Dataset items:

*****

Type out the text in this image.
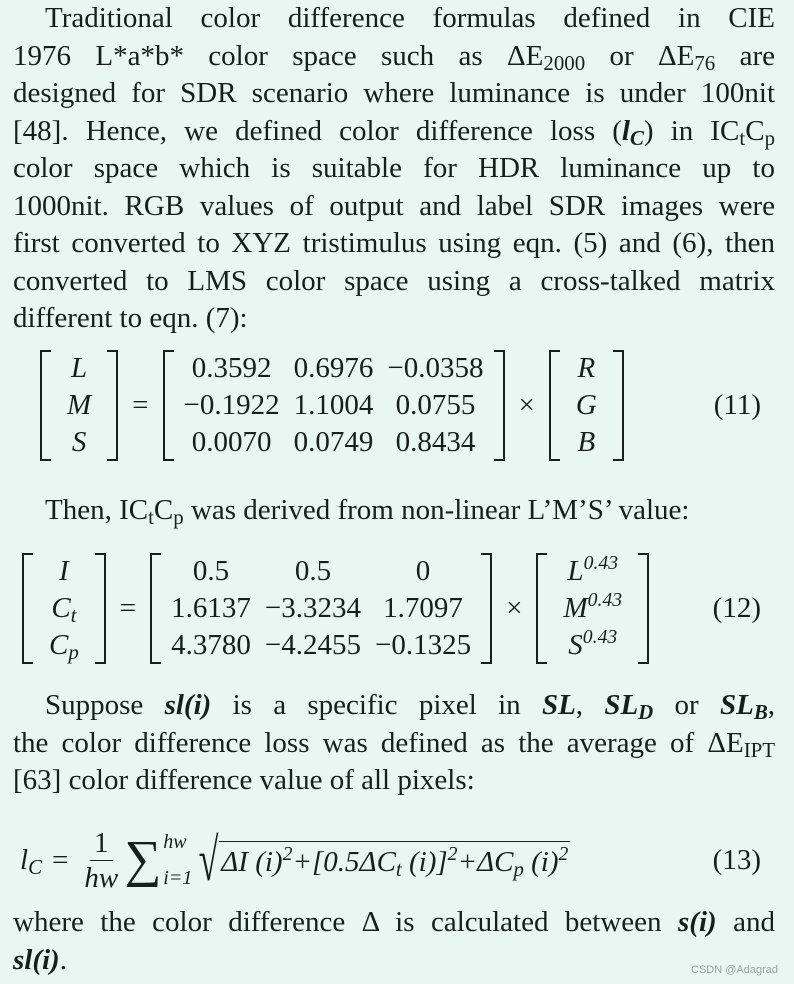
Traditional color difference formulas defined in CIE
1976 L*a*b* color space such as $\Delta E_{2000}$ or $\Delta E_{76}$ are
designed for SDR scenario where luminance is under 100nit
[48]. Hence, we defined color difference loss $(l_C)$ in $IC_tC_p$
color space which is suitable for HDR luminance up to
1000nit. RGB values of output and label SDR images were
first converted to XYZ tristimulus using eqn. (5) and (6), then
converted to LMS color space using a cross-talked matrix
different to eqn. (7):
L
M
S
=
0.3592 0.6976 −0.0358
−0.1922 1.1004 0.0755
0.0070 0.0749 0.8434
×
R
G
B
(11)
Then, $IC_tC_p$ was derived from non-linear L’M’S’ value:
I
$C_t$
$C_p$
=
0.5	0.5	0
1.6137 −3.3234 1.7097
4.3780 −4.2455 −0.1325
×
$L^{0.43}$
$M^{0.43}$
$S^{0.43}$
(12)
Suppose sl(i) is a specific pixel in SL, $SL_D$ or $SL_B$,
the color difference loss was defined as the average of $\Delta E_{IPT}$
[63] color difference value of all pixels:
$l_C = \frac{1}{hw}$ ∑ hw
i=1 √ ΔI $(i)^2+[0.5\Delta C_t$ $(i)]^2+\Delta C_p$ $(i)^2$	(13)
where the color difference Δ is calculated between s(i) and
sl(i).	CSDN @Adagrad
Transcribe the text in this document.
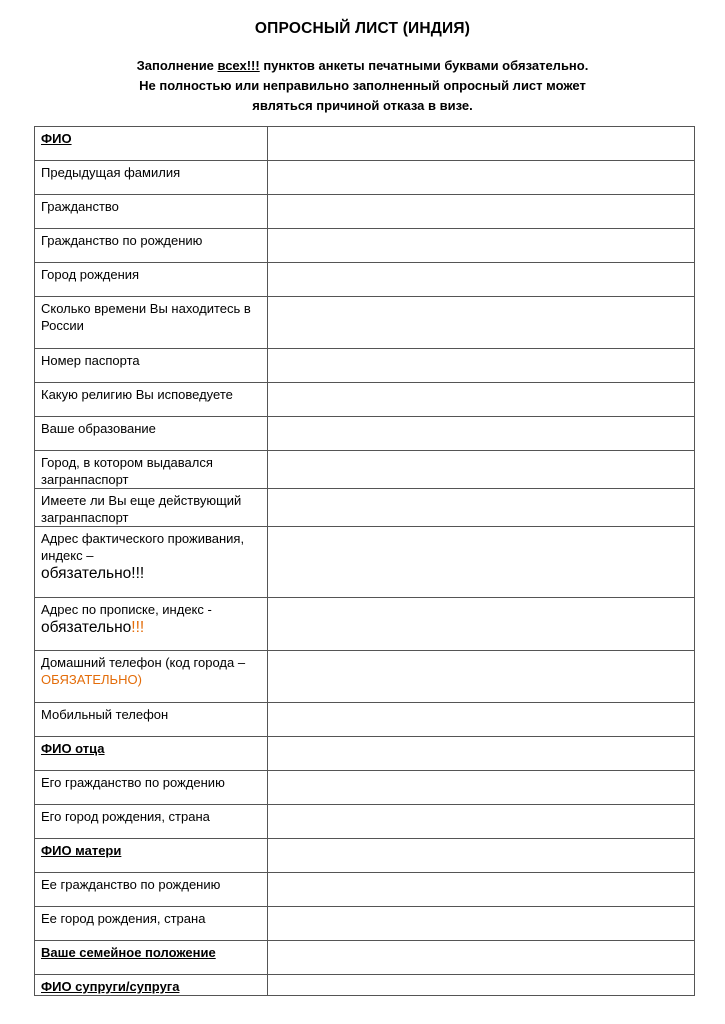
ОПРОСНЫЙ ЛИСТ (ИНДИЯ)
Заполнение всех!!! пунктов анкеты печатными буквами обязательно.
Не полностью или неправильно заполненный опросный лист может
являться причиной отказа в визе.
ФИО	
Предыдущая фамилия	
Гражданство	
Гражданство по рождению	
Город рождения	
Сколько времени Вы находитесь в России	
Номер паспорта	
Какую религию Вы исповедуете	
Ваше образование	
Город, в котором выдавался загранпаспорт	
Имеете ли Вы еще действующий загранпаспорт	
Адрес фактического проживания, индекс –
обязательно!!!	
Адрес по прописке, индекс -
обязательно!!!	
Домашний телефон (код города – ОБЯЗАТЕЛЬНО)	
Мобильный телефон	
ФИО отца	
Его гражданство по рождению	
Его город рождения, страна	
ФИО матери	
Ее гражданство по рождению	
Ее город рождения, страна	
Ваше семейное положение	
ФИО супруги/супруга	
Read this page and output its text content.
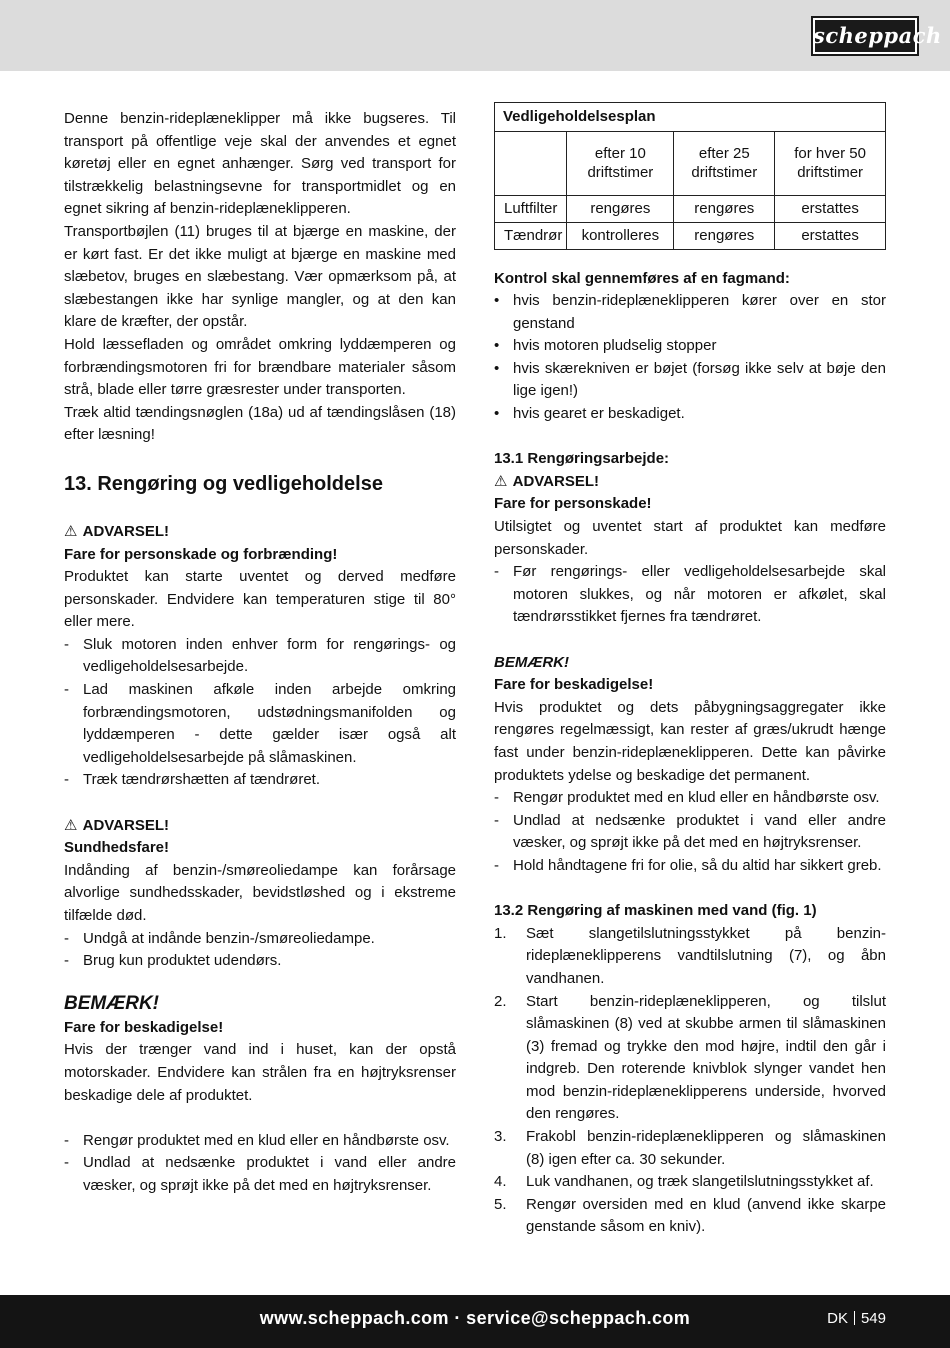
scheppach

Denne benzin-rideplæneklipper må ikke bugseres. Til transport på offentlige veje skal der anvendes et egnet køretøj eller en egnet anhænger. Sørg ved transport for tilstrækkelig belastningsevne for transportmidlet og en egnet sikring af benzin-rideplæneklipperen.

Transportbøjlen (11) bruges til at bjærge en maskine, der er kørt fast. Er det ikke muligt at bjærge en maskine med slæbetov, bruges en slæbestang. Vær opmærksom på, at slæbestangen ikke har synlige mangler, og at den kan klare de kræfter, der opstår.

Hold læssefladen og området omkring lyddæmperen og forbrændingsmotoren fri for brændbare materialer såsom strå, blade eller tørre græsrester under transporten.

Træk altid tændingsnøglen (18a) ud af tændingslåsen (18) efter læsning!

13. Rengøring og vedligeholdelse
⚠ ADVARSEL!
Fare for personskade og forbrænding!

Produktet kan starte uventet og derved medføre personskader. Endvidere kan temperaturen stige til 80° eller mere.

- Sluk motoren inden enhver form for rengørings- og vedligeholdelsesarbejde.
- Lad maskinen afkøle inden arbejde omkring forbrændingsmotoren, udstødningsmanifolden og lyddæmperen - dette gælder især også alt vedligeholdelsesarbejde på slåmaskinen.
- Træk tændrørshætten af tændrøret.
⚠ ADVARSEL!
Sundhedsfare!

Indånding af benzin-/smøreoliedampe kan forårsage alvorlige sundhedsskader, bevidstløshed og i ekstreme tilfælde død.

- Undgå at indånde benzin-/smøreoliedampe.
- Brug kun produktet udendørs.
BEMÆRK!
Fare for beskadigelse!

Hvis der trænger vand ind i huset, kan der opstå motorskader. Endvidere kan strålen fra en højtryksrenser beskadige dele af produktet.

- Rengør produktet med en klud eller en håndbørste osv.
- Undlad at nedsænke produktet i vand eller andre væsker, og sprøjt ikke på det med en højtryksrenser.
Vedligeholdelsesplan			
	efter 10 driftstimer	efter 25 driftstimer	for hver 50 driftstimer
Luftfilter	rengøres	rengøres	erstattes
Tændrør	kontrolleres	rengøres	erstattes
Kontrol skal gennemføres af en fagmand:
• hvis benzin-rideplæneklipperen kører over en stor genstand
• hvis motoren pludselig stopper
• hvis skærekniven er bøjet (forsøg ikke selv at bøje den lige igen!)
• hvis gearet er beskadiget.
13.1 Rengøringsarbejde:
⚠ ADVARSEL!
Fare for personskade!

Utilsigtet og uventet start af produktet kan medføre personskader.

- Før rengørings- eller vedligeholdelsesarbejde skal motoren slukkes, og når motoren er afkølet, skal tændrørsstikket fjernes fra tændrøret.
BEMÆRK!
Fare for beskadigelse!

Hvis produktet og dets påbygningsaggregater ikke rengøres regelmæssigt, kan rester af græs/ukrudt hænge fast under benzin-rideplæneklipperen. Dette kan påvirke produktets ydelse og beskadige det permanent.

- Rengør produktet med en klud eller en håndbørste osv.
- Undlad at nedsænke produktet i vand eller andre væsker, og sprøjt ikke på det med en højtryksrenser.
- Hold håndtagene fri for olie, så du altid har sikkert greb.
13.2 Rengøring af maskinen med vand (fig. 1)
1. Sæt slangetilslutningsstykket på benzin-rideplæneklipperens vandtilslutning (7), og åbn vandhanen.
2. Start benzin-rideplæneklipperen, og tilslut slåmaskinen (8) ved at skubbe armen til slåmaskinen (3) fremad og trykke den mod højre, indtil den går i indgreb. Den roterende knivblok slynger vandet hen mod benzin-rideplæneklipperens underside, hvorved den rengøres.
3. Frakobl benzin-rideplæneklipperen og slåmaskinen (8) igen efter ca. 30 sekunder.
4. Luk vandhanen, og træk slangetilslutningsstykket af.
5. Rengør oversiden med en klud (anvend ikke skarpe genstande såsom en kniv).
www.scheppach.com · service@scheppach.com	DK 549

*****

=== Requirement ===
Lines that include the word "uventet" are to be extracted from the data above.

=== Correct answer ===
Produktet kan starte uventet og derved medføre personskader. Endvidere kan temperaturen stige til 80° eller mere.
Utilsigtet og uventet start af produktet kan medføre personskader.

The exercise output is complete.